**Given problem**
List the lines of this listing that hold the word "AUTO".

"""

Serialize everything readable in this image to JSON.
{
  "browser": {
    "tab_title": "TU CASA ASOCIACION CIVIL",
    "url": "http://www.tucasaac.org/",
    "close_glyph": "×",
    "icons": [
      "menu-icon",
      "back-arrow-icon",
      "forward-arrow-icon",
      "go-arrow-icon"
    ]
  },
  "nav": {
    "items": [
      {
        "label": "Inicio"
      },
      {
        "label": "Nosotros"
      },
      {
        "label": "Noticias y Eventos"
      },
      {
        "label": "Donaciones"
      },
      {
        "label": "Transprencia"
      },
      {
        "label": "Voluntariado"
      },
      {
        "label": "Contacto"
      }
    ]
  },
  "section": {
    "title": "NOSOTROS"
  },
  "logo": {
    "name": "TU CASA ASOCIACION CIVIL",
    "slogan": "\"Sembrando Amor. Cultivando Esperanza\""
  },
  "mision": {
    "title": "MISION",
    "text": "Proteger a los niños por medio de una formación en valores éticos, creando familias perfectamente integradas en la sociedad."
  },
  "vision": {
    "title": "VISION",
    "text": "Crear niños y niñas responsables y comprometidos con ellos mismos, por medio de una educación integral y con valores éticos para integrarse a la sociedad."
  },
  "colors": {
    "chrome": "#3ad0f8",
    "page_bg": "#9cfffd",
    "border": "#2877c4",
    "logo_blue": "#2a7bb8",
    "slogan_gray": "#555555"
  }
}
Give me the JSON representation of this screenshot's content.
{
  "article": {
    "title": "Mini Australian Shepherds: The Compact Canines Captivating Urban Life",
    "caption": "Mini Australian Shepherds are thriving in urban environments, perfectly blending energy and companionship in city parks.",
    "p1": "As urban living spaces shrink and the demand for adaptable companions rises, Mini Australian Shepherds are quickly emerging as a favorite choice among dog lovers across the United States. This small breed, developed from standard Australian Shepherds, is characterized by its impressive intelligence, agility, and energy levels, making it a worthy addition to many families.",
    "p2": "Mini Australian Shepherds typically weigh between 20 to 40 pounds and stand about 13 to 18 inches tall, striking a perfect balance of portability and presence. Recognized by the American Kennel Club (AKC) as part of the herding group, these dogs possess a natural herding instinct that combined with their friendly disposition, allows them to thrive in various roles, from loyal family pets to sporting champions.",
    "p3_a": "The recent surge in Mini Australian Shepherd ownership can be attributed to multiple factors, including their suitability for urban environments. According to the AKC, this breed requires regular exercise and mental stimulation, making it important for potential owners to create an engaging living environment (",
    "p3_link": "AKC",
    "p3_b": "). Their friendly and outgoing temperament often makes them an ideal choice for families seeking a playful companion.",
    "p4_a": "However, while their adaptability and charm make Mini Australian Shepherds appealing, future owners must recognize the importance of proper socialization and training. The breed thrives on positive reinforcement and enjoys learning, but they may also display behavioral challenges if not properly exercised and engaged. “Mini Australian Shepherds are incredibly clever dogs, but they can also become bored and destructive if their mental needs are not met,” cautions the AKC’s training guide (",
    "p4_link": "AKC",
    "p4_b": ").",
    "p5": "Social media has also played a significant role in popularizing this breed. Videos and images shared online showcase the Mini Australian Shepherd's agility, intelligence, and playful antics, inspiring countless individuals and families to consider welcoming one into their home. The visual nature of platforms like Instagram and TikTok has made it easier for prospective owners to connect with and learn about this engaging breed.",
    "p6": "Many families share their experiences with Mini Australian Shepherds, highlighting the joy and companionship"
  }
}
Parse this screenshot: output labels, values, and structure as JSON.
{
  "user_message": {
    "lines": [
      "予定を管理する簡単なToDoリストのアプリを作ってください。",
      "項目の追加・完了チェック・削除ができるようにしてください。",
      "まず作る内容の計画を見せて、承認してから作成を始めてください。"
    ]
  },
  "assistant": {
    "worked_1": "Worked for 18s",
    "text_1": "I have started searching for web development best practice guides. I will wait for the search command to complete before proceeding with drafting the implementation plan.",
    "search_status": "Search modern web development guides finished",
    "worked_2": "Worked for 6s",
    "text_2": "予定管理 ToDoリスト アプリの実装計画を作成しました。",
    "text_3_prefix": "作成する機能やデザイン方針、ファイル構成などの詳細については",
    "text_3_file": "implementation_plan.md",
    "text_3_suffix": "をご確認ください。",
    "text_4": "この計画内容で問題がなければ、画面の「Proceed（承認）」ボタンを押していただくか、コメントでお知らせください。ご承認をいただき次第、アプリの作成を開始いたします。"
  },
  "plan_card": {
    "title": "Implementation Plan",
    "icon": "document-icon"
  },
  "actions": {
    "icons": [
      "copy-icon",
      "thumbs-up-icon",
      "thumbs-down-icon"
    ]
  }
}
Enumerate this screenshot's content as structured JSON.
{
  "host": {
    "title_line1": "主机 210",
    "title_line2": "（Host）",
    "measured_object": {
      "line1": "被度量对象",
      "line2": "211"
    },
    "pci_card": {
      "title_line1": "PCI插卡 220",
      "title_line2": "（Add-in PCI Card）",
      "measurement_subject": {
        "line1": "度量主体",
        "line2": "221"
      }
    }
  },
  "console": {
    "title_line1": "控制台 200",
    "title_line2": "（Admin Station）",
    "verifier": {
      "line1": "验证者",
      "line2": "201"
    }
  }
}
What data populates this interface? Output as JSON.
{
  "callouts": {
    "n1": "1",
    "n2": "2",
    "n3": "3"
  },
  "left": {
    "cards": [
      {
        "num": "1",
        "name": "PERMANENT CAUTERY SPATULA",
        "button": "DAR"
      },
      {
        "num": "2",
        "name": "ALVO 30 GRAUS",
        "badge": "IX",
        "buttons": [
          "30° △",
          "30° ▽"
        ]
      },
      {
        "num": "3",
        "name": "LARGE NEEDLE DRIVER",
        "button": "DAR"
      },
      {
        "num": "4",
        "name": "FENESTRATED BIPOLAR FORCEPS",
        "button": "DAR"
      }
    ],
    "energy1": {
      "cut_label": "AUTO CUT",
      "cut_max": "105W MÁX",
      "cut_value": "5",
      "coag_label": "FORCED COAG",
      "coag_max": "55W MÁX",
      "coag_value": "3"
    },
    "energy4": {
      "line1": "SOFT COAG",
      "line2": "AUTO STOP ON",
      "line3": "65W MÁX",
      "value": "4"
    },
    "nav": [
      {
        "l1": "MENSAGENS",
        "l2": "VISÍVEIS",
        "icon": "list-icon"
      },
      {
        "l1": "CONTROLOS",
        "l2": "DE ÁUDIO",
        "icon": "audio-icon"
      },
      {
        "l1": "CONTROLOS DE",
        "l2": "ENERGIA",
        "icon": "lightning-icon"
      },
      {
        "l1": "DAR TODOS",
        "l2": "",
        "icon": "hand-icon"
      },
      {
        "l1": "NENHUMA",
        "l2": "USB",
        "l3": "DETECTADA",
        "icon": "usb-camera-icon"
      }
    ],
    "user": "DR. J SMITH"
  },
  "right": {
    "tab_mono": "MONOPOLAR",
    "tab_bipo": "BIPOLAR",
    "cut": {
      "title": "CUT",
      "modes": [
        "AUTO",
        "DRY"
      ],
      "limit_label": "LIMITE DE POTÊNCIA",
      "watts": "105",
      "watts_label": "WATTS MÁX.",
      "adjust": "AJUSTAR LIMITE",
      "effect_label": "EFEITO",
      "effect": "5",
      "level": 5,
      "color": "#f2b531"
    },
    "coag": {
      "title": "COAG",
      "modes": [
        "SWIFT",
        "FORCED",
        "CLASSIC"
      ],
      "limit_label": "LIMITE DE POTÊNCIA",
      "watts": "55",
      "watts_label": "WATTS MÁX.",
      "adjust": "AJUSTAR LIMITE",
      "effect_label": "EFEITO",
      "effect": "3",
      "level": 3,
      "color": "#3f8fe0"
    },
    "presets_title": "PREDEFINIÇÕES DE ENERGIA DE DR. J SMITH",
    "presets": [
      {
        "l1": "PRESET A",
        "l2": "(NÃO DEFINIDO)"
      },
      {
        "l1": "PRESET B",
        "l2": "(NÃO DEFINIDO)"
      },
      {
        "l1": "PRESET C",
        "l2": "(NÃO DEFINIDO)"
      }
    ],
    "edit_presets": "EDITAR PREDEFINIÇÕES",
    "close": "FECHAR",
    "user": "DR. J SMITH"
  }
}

"""

**Answer in full**
      "cut_label": "AUTO CUT",
      "line2": "AUTO STOP ON",
        "AUTO",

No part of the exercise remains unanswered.